Task goal: Will you output all of the data below exactly, omitting the images?

— start —

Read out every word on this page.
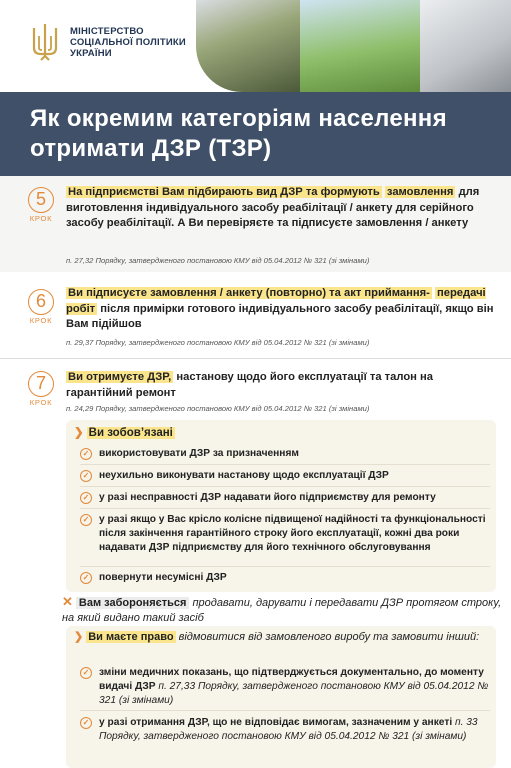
МІНІСТЕРСТВО
СОЦІАЛЬНОЇ ПОЛІТИКИ
УКРАЇНИ
Як окремим категоріям населення отримати ДЗР (ТЗР)
5
КРОК
На підприємстві Вам підбирають вид ДЗР та формують замовлення для виготовлення індивідуального засобу реабілітації / анкету для серійного засобу реабілітації. А Ви перевіряєте та підписуєте замовлення / анкету
п. 27,32 Порядку, затвердженого постановою КМУ від 05.04.2012 № 321 (зі змінами)
6
КРОК
Ви підписуєте замовлення / анкету (повторно) та акт приймання- передачі робіт після примірки готового індивідуального засобу реабілітації, якщо він Вам підійшов
п. 29,37 Порядку, затвердженого постановою КМУ від 05.04.2012 № 321 (зі змінами)
7
КРОК
Ви отримуєте ДЗР, настанову щодо його експлуатації та талон на гарантійний ремонт
п. 24,29 Порядку, затвердженого постановою КМУ від 05.04.2012 № 321 (зі змінами)
❯ Ви зобов’язані
✓ використовувати ДЗР за призначенням
✓ неухильно виконувати настанову щодо експлуатації ДЗР
✓ у разі несправності ДЗР надавати його підприємству для ремонту
✓ у разі якщо у Вас крісло колісне підвищеної надійності та функціональності після закінчення гарантійного строку його експлуатації, кожні два роки надавати ДЗР підприємству для його технічного обслуговування
✓ повернути несумісні ДЗР
✕ Вам забороняється продавати, дарувати і передавати ДЗР протягом строку, на який видано такий засіб
❯ Ви маєте право відмовитися від замовленого виробу та замовити інший:
✓ зміни медичних показань, що підтверджується документально, до моменту видачі ДЗР п. 27,33 Порядку, затвердженого постановою КМУ від 05.04.2012 № 321 (зі змінами)
✓ у разі отримання ДЗР, що не відповідає вимогам, зазначеним у анкеті п. 33 Порядку, затвердженого постановою КМУ від 05.04.2012 № 321 (зі змінами)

— end —

Written response:
Read out every word on this page.
МІНІСТЕРСТВО
СОЦІАЛЬНОЇ ПОЛІТИКИ
УКРАЇНИ
Як окремим категоріям населення отримати ДЗР (ТЗР)
5
КРОК
На підприємстві Вам підбирають вид ДЗР та формують замовлення для виготовлення індивідуального засобу реабілітації / анкету для серійного засобу реабілітації. А Ви перевіряєте та підписуєте замовлення / анкету
п. 27,32 Порядку, затвердженого постановою КМУ від 05.04.2012 № 321 (зі змінами)
6
КРОК
Ви підписуєте замовлення / анкету (повторно) та акт приймання- передачі робіт після примірки готового індивідуального засобу реабілітації, якщо він Вам підійшов
п. 29,37 Порядку, затвердженого постановою КМУ від 05.04.2012 № 321 (зі змінами)
7
КРОК
Ви отримуєте ДЗР, настанову щодо його експлуатації та талон на гарантійний ремонт
п. 24,29 Порядку, затвердженого постановою КМУ від 05.04.2012 № 321 (зі змінами)
❯ Ви зобов’язані
✓ використовувати ДЗР за призначенням
✓ неухильно виконувати настанову щодо експлуатації ДЗР
✓ у разі несправності ДЗР надавати його підприємству для ремонту
✓ у разі якщо у Вас крісло колісне підвищеної надійності та функціональності після закінчення гарантійного строку його експлуатації, кожні два роки надавати ДЗР підприємству для його технічного обслуговування
✓ повернути несумісні ДЗР
✕ Вам забороняється продавати, дарувати і передавати ДЗР протягом строку, на який видано такий засіб
❯ Ви маєте право відмовитися від замовленого виробу та замовити інший:
✓ зміни медичних показань, що підтверджується документально, до моменту видачі ДЗР п. 27,33 Порядку, затвердженого постановою КМУ від 05.04.2012 № 321 (зі змінами)
✓ у разі отримання ДЗР, що не відповідає вимогам, зазначеним у анкеті п. 33 Порядку, затвердженого постановою КМУ від 05.04.2012 № 321 (зі змінами)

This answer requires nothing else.